Goal:
Copy each line below without leaving any out.

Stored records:
▬▬▬▬▬▬

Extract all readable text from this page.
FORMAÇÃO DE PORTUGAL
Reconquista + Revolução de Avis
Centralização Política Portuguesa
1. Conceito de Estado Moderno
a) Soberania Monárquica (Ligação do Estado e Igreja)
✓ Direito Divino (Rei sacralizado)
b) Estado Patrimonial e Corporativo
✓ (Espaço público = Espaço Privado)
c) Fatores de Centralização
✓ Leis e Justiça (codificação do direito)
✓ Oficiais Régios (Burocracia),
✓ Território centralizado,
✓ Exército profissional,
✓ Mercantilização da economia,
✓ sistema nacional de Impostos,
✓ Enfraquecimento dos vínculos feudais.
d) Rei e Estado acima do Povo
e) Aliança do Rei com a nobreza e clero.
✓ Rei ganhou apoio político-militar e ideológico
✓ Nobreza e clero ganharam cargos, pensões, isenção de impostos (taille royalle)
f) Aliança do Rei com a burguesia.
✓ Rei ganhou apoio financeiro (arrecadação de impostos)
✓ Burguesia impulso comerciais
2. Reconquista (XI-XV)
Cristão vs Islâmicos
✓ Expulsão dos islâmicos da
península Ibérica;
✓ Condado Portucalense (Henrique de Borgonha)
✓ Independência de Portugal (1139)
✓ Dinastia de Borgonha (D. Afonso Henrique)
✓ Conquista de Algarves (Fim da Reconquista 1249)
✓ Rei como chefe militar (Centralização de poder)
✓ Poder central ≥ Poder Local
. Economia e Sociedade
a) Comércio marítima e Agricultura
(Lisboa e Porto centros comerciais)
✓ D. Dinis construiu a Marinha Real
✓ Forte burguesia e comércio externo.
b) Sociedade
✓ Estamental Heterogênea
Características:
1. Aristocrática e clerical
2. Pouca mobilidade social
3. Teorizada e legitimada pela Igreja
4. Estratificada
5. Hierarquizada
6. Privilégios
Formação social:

▬▬▬▬▬▬

Finished answer:
Extract all readable text from this page.
FORMAÇÃO DE PORTUGAL
Reconquista + Revolução de Avis
Centralização Política Portuguesa
1. Conceito de Estado Moderno
a) Soberania Monárquica (Ligação do Estado e Igreja)
✓ Direito Divino (Rei sacralizado)
b) Estado Patrimonial e Corporativo
✓ (Espaço público = Espaço Privado)
c) Fatores de Centralização
✓ Leis e Justiça (codificação do direito)
✓ Oficiais Régios (Burocracia),
✓ Território centralizado,
✓ Exército profissional,
✓ Mercantilização da economia,
✓ sistema nacional de Impostos,
✓ Enfraquecimento dos vínculos feudais.
d) Rei e Estado acima do Povo
e) Aliança do Rei com a nobreza e clero.
✓ Rei ganhou apoio político-militar e ideológico
✓ Nobreza e clero ganharam cargos, pensões, isenção de impostos (taille royalle)
f) Aliança do Rei com a burguesia.
✓ Rei ganhou apoio financeiro (arrecadação de impostos)
✓ Burguesia impulso comerciais
2. Reconquista (XI-XV)
Cristão vs Islâmicos
✓ Expulsão dos islâmicos da
península Ibérica;
✓ Condado Portucalense (Henrique de Borgonha)
✓ Independência de Portugal (1139)
✓ Dinastia de Borgonha (D. Afonso Henrique)
✓ Conquista de Algarves (Fim da Reconquista 1249)
✓ Rei como chefe militar (Centralização de poder)
✓ Poder central ≥ Poder Local
. Economia e Sociedade
a) Comércio marítima e Agricultura
(Lisboa e Porto centros comerciais)
✓ D. Dinis construiu a Marinha Real
✓ Forte burguesia e comércio externo.
b) Sociedade
✓ Estamental Heterogênea
Características:
1. Aristocrática e clerical
2. Pouca mobilidade social
3. Teorizada e legitimada pela Igreja
4. Estratificada
5. Hierarquizada
6. Privilégios
Formação social:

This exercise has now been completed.